Request → Look below for the line containing "Transcribe the text in this document.". Output it and each remaining line of the entries exactly, and nothing else.
══ Excerpted data
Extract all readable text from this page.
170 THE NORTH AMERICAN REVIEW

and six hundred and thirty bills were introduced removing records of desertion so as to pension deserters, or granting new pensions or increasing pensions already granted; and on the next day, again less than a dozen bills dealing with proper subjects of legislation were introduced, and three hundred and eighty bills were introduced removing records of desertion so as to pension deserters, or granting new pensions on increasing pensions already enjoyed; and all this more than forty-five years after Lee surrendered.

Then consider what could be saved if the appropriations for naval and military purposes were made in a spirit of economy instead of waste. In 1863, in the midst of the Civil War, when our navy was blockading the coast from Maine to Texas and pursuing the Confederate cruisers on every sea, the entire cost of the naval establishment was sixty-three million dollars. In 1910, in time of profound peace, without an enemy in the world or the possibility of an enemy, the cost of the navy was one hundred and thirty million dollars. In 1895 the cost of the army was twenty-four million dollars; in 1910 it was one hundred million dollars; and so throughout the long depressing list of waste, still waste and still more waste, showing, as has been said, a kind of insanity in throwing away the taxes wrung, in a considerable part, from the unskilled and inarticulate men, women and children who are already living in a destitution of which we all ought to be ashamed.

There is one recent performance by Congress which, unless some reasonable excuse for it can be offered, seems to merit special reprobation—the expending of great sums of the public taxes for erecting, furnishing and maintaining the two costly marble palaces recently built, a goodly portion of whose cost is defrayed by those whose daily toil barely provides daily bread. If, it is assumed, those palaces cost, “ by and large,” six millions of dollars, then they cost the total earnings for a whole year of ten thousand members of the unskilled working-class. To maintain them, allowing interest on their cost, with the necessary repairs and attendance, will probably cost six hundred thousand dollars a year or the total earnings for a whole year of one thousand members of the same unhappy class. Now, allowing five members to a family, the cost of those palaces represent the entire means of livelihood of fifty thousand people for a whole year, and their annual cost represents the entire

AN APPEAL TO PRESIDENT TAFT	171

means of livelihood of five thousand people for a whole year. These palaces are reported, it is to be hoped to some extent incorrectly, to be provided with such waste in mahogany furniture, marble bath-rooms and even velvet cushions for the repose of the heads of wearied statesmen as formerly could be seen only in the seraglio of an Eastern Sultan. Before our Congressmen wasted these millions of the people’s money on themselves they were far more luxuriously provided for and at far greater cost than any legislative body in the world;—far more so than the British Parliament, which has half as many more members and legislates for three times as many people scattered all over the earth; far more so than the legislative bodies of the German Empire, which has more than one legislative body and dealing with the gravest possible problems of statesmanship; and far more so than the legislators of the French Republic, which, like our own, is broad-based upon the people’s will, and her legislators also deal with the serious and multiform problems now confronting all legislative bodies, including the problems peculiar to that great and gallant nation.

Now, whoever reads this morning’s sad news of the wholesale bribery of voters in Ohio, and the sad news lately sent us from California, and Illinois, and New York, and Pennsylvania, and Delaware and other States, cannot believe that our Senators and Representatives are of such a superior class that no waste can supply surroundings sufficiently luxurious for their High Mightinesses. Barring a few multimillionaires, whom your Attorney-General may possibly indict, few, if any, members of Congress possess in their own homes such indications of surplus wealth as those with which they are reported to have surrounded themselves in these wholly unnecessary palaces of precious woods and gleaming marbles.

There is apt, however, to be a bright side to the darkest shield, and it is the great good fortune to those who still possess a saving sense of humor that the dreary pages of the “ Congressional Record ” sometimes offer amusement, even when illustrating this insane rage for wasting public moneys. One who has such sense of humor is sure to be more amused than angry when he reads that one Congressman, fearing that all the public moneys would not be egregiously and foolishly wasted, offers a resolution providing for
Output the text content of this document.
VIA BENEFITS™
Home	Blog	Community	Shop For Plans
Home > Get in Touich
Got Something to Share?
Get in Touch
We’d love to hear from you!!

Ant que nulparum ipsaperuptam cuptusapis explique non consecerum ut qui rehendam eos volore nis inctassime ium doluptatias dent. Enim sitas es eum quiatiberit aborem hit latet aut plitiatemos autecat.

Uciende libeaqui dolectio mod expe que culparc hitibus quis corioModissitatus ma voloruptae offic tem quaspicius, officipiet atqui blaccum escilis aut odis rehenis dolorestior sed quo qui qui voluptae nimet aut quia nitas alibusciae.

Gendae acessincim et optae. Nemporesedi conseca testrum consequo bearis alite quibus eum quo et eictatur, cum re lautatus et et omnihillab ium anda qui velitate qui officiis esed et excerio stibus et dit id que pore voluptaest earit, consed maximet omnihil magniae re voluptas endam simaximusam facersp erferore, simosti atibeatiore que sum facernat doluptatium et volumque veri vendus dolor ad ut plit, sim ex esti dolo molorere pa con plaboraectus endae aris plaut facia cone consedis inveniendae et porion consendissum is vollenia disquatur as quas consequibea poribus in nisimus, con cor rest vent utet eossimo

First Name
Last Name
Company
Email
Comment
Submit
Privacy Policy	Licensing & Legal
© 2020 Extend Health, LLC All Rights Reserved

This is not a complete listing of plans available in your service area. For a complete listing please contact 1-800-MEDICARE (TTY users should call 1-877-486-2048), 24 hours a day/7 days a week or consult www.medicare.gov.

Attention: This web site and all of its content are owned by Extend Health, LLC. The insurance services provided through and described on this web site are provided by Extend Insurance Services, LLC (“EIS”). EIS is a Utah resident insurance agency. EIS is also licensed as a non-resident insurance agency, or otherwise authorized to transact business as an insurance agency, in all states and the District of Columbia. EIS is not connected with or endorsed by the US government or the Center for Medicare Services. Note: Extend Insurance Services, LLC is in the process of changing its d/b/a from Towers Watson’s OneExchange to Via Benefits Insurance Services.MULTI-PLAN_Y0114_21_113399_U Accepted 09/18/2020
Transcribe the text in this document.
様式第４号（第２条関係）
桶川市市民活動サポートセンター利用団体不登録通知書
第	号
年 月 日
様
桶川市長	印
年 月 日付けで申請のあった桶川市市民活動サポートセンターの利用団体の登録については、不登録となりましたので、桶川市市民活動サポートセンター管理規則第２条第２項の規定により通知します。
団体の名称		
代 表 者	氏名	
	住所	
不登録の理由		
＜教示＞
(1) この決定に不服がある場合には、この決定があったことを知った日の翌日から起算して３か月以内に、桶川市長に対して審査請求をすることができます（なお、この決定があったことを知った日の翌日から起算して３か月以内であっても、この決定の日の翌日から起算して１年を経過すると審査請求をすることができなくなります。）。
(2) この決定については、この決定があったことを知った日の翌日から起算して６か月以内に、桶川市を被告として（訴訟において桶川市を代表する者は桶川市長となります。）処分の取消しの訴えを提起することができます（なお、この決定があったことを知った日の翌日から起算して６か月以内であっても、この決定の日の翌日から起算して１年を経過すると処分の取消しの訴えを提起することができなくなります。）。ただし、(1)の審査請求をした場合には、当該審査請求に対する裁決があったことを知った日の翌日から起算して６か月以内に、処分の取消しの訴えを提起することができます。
════
Exercise response →
Transcribe the text in this document.
様式第４号（第２条関係）
桶川市市民活動サポートセンター利用団体不登録通知書
第	号
年 月 日
様
桶川市長	印
年 月 日付けで申請のあった桶川市市民活動サポートセンターの利用団体の登録については、不登録となりましたので、桶川市市民活動サポートセンター管理規則第２条第２項の規定により通知します。
団体の名称		
代 表 者	氏名	
	住所	
不登録の理由		
＜教示＞
(1) この決定に不服がある場合には、この決定があったことを知った日の翌日から起算して３か月以内に、桶川市長に対して審査請求をすることができます（なお、この決定があったことを知った日の翌日から起算して３か月以内であっても、この決定の日の翌日から起算して１年を経過すると審査請求をすることができなくなります。）。
(2) この決定については、この決定があったことを知った日の翌日から起算して６か月以内に、桶川市を被告として（訴訟において桶川市を代表する者は桶川市長となります。）処分の取消しの訴えを提起することができます（なお、この決定があったことを知った日の翌日から起算して６か月以内であっても、この決定の日の翌日から起算して１年を経過すると処分の取消しの訴えを提起することができなくなります。）。ただし、(1)の審査請求をした場合には、当該審査請求に対する裁決があったことを知った日の翌日から起算して６か月以内に、処分の取消しの訴えを提起することができます。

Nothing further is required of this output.